**Goal**. Only the number is wanted: how many lines contain "this"?

**Provided records**.
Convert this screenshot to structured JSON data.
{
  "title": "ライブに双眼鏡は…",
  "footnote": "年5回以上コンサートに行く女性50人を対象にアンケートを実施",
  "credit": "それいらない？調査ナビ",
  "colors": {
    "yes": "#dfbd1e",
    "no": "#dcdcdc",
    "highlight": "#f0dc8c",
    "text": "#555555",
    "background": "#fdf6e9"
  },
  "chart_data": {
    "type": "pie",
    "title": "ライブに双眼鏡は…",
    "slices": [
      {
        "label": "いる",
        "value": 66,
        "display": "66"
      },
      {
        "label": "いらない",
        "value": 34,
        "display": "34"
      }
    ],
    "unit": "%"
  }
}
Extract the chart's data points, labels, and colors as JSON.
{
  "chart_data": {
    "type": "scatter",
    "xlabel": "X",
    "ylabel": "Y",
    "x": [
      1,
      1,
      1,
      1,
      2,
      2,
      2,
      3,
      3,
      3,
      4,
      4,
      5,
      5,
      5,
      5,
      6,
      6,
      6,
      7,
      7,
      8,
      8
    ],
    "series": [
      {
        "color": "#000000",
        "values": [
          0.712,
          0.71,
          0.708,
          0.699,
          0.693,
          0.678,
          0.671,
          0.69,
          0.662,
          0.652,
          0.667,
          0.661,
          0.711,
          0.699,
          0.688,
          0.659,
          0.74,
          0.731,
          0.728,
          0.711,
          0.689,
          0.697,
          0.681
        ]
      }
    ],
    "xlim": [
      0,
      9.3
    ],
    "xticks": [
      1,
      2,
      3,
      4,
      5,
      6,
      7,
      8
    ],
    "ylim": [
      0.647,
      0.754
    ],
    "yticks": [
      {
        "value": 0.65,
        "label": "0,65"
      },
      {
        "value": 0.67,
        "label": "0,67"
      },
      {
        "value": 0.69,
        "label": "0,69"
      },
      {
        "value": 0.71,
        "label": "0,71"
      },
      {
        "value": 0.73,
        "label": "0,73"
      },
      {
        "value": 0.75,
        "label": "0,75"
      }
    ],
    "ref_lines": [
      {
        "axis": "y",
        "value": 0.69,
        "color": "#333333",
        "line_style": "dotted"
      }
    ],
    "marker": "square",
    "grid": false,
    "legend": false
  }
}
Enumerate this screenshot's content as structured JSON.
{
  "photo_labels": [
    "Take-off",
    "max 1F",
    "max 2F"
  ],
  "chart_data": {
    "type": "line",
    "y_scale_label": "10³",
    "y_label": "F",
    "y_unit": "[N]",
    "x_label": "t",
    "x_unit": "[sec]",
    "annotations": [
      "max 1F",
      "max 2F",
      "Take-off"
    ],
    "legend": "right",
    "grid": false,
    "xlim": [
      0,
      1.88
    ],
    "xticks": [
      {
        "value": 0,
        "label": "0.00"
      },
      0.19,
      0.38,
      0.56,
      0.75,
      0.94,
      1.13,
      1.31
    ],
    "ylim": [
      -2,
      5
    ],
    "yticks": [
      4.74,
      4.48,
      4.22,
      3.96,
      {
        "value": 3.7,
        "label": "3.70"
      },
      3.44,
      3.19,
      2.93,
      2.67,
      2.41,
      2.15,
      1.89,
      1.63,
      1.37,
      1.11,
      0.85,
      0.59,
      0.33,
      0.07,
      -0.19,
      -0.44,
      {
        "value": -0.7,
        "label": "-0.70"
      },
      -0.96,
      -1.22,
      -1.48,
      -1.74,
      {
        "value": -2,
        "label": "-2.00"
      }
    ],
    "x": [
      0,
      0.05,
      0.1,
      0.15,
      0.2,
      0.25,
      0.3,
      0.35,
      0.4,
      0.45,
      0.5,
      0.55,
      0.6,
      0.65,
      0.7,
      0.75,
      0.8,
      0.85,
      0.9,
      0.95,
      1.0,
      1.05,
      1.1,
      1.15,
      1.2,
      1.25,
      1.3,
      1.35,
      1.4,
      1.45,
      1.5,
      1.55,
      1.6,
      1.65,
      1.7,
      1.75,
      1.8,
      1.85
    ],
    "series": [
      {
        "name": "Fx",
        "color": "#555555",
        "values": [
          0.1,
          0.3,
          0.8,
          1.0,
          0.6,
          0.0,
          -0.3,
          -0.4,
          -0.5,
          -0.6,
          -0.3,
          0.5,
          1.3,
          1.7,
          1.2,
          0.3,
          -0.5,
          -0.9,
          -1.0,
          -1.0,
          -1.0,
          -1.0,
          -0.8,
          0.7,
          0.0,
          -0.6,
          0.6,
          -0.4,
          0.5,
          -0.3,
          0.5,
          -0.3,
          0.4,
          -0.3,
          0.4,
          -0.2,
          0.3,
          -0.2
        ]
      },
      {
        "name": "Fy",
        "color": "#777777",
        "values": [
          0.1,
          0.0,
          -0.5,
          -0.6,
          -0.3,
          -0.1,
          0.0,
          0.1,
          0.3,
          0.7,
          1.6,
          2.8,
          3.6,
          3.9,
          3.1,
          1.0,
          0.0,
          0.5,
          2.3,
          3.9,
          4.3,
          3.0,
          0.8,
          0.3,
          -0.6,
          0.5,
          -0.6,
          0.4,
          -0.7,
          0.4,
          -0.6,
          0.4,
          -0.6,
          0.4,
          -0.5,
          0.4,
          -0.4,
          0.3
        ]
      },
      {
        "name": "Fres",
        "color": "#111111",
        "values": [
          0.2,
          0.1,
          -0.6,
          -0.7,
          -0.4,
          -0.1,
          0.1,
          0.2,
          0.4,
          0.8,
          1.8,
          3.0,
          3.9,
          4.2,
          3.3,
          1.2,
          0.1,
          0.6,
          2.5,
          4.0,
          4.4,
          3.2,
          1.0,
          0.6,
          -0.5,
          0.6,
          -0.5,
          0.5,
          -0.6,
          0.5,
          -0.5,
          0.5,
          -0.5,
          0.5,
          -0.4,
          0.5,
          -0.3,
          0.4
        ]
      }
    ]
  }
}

**Final result**. 2